**The exercise**
Pick up the prospectus passage below on common stock eligible for future sale and extend it from its final sentence.

**Supplied text**
Begin

The withholding provisions described above generally apply to proceeds from a sale or other disposition of common stock if such sale or other disposition occurs on or after January 1, 2019 and to payments of dividends on our common stock.
THE PRECEDING DISCUSSION OF U.S. FEDERAL TAX CONSIDERATIONS IS FOR GENERAL INFORMATION ONLY. IT IS NOT TAX ADVICE. EACH PROSPECTIVE INVESTOR SHOULD CONSULT ITS OWN TAX ADVISOR REGARDING THE PARTICULAR U.S. FEDERAL, STATE, LOCAL AND FOREIGN TAX CONSEQUENCES OF PURCHASING, HOLDING AND DISPOSING OF OUR COMMON STOCK, INCLUDING THE CONSEQUENCES OF ANY PROPOSED CHANGE IN APPLICABLE LAWS.
SHARES ELIGIBLE FOR FUTURE SALE
The shares of our common stock sold in the offering will be freely tradable in the public market, except to the extent they are acquired by an “affiliate” of ours, as such term is defined in Rule 405 under the Securities Act. Under Rule 405, an affiliate of a specified person is a person that directly, or indirectly through one or more intermediaries, controls or is controlled by, or is under common control with, the specified person. Any affiliate of ours that acquires our common stock can only further transact in such common stock in compliance with Rule 144 under the Securities Act, which imposes sales volume limitations and other restrictions on such further transactions. See “Rule 144,” below.

End

**Information shown**
Begin

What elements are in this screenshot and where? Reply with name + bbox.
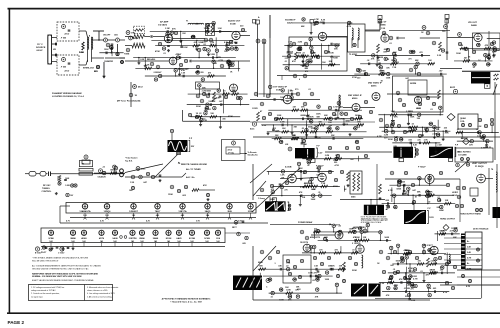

End

**Task output**
Rule 144
In general, under Rule 144, as currently in effect, once we have been subject to the public company reporting requirements of Section 13 or Section 15(d) of the Exchange Act for at least 90 days, a person who is not deemed to have been one of our affiliates for purposes of the Securities Act at any time during the 90 days preceding a sale and who has beneficially owned the shares proposed to be sold for at least six months, including the holding period of any prior owner other than our affiliates, is entitled to sell those shares without complying with the manner of sale, volume limitation, or notice provisions of Rule 144, subject to compliance with the public information requirements of Rule 144. If such a person has beneficially owned the shares proposed to be sold for at least one year, including the holding period of any prior owner other than our affiliates, then that person would be entitled to sell those shares without complying with any of the requirements of Rule 144.
In general, under Rule 144, as currently in effect, our affiliates or persons selling shares on behalf of our affiliates are entitled to sell, within any three-month period, a number of shares of common stock that does not exceed the greater of:
● | 1% of the number of shares of our common stock then outstanding; or |
● | the average weekly trading volume of our common stock during the four calendar weeks preceding the filing by such person of a notice on Form 144 with respect to the sale; |
provided that, in each case, we are subject to the periodic reporting requirements of the Exchange Act for at least 90 days before the sale. Rule 144 trades must also comply with the manner of sale, notice and other provisions of Rule 144, to the extent applicable.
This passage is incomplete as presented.